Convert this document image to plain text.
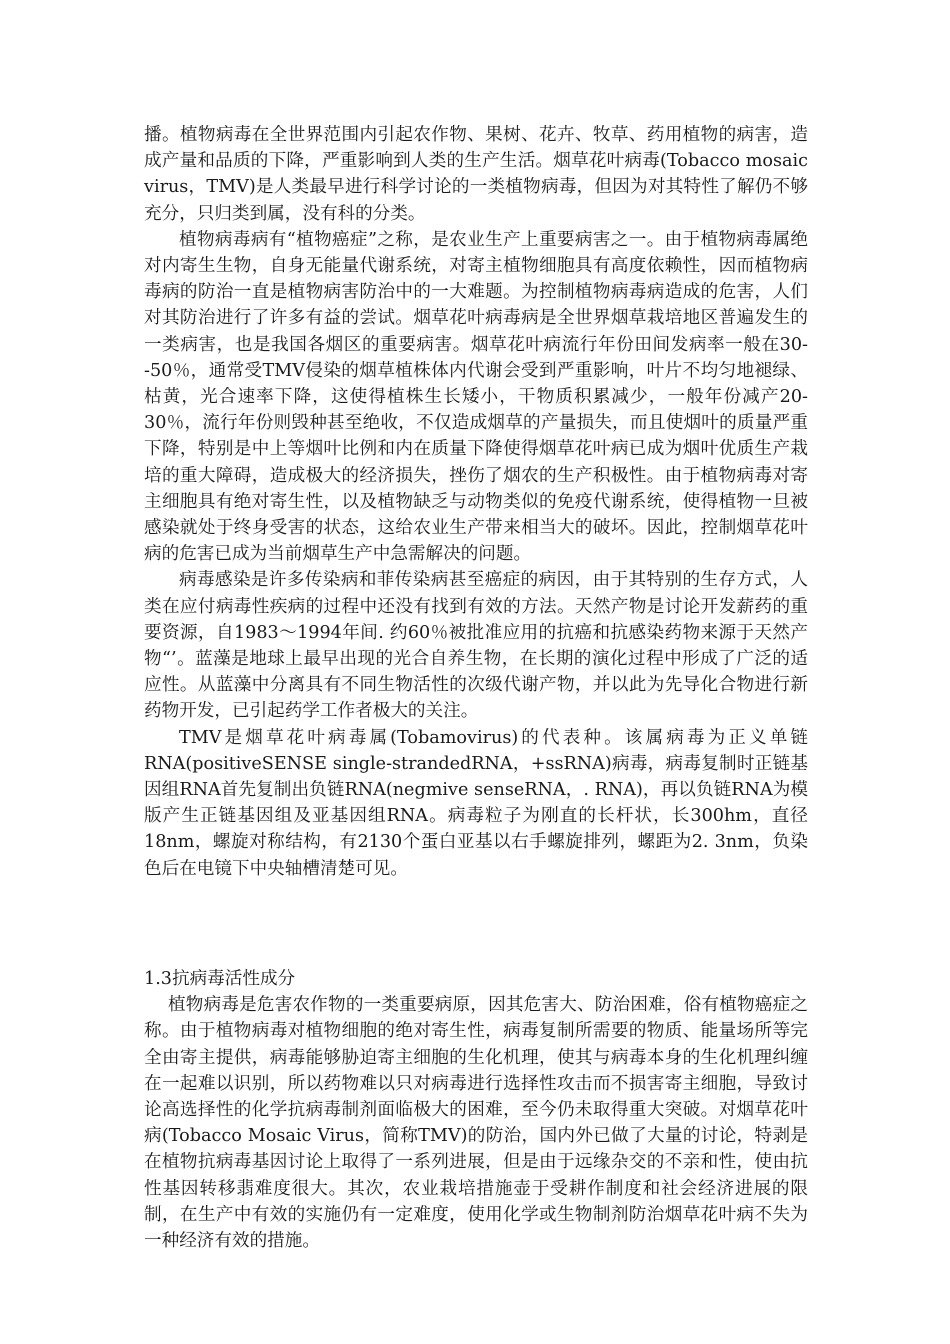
播。植物病毒在全世界范围内引起农作物、果树、花卉、牧草、药用植物的病害，造成产量和品质的下降，严重影响到人类的生产生活。烟草花叶病毒(Tobacco mosaic virus，TMV)是人类最早进行科学讨论的一类植物病毒，但因为对其特性了解仍不够充分，只归类到属，没有科的分类。

植物病毒病有“植物癌症”之称，是农业生产上重要病害之一。由于植物病毒属绝对内寄生生物，自身无能量代谢系统，对寄主植物细胞具有高度依赖性，因而植物病毒病的防治一直是植物病害防治中的一大难题。为控制植物病毒病造成的危害，人们对其防治进行了许多有益的尝试。烟草花叶病毒病是全世界烟草栽培地区普遍发生的一类病害，也是我国各烟区的重要病害。烟草花叶病流行年份田间发病率一般在30--50％，通常受TMV侵染的烟草植株体内代谢会受到严重影响，叶片不均匀地褪绿、枯黄，光合速率下降，这使得植株生长矮小，干物质积累减少，一般年份减产20-30％，流行年份则毁种甚至绝收，不仅造成烟草的产量损失，而且使烟叶的质量严重下降，特别是中上等烟叶比例和内在质量下降使得烟草花叶病已成为烟叶优质生产栽培的重大障碍，造成极大的经济损失，挫伤了烟农的生产积极性。由于植物病毒对寄主细胞具有绝对寄生性，以及植物缺乏与动物类似的免疫代谢系统，使得植物一旦被感染就处于终身受害的状态，这给农业生产带来相当大的破坏。因此，控制烟草花叶病的危害已成为当前烟草生产中急需解决的问题。

病毒感染是许多传染病和菲传染病甚至癌症的病因，由于其特别的生存方式，人类在应付病毒性疾病的过程中还没有找到有效的方法。天然产物是讨论开发薪药的重要资源，自1983～1994年间. 约60％被批准应用的抗癌和抗感染药物来源于天然产物“’。蓝藻是地球上最早出现的光合自养生物，在长期的演化过程中形成了广泛的适应性。从蓝藻中分离具有不同生物活性的次级代谢产物，并以此为先导化合物进行新药物开发，已引起药学工作者极大的关注。

TMV是烟草花叶病毒属(Tobamovirus)的代表种。该属病毒为正义单链RNA(positiveSENSE single-strandedRNA，+ssRNA)病毒，病毒复制时正链基因组RNA首先复制出负链RNA(negmive senseRNA，. RNA)，再以负链RNA为模版产生正链基因组及亚基因组RNA。病毒粒子为刚直的长杆状，长300hm，直径18nm，螺旋对称结构，有2130个蛋白亚基以右手螺旋排列，螺距为2. 3nm，负染色后在电镜下中央轴槽清楚可见。

1.3抗病毒活性成分

植物病毒是危害农作物的一类重要病原，因其危害大、防治困难，俗有植物癌症之称。由于植物病毒对植物细胞的绝对寄生性，病毒复制所需要的物质、能量场所等完全由寄主提供，病毒能够胁迫寄主细胞的生化机理，使其与病毒本身的生化机理纠缠在一起难以识别，所以药物难以只对病毒进行选择性攻击而不损害寄主细胞，导致讨论高选择性的化学抗病毒制剂面临极大的困难，至今仍未取得重大突破。对烟草花叶病(Tobacco Mosaic Virus，简称TMV)的防治，国内外已做了大量的讨论，特剥是在植物抗病毒基因讨论上取得了一系列进展，但是由于远缘杂交的不亲和性，使由抗性基因转移翡难度很大。其次，农业栽培措施壶于受耕作制度和社会经济进展的限制，在生产中有效的实施仍有一定难度，使用化学或生物制剂防治烟草花叶病不失为一种经济有效的措施。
────────────────────────────────────────
Would you retype every line shown above exactly, leaving the pictures aside?

Convert this document image to plain text.
播。植物病毒在全世界范围内引起农作物、果树、花卉、牧草、药用植物的病害，造成产量和品质的下降，严重影响到人类的生产生活。烟草花叶病毒(Tobacco mosaic virus，TMV)是人类最早进行科学讨论的一类植物病毒，但因为对其特性了解仍不够充分，只归类到属，没有科的分类。

植物病毒病有“植物癌症”之称，是农业生产上重要病害之一。由于植物病毒属绝对内寄生生物，自身无能量代谢系统，对寄主植物细胞具有高度依赖性，因而植物病毒病的防治一直是植物病害防治中的一大难题。为控制植物病毒病造成的危害，人们对其防治进行了许多有益的尝试。烟草花叶病毒病是全世界烟草栽培地区普遍发生的一类病害，也是我国各烟区的重要病害。烟草花叶病流行年份田间发病率一般在30--50％，通常受TMV侵染的烟草植株体内代谢会受到严重影响，叶片不均匀地褪绿、枯黄，光合速率下降，这使得植株生长矮小，干物质积累减少，一般年份减产20-30％，流行年份则毁种甚至绝收，不仅造成烟草的产量损失，而且使烟叶的质量严重下降，特别是中上等烟叶比例和内在质量下降使得烟草花叶病已成为烟叶优质生产栽培的重大障碍，造成极大的经济损失，挫伤了烟农的生产积极性。由于植物病毒对寄主细胞具有绝对寄生性，以及植物缺乏与动物类似的免疫代谢系统，使得植物一旦被感染就处于终身受害的状态，这给农业生产带来相当大的破坏。因此，控制烟草花叶病的危害已成为当前烟草生产中急需解决的问题。

病毒感染是许多传染病和菲传染病甚至癌症的病因，由于其特别的生存方式，人类在应付病毒性疾病的过程中还没有找到有效的方法。天然产物是讨论开发薪药的重要资源，自1983～1994年间. 约60％被批准应用的抗癌和抗感染药物来源于天然产物“’。蓝藻是地球上最早出现的光合自养生物，在长期的演化过程中形成了广泛的适应性。从蓝藻中分离具有不同生物活性的次级代谢产物，并以此为先导化合物进行新药物开发，已引起药学工作者极大的关注。

TMV是烟草花叶病毒属(Tobamovirus)的代表种。该属病毒为正义单链RNA(positiveSENSE single-strandedRNA，+ssRNA)病毒，病毒复制时正链基因组RNA首先复制出负链RNA(negmive senseRNA，. RNA)，再以负链RNA为模版产生正链基因组及亚基因组RNA。病毒粒子为刚直的长杆状，长300hm，直径18nm，螺旋对称结构，有2130个蛋白亚基以右手螺旋排列，螺距为2. 3nm，负染色后在电镜下中央轴槽清楚可见。

1.3抗病毒活性成分

植物病毒是危害农作物的一类重要病原，因其危害大、防治困难，俗有植物癌症之称。由于植物病毒对植物细胞的绝对寄生性，病毒复制所需要的物质、能量场所等完全由寄主提供，病毒能够胁迫寄主细胞的生化机理，使其与病毒本身的生化机理纠缠在一起难以识别，所以药物难以只对病毒进行选择性攻击而不损害寄主细胞，导致讨论高选择性的化学抗病毒制剂面临极大的困难，至今仍未取得重大突破。对烟草花叶病(Tobacco Mosaic Virus，简称TMV)的防治，国内外已做了大量的讨论，特剥是在植物抗病毒基因讨论上取得了一系列进展，但是由于远缘杂交的不亲和性，使由抗性基因转移翡难度很大。其次，农业栽培措施壶于受耕作制度和社会经济进展的限制，在生产中有效的实施仍有一定难度，使用化学或生物制剂防治烟草花叶病不失为一种经济有效的措施。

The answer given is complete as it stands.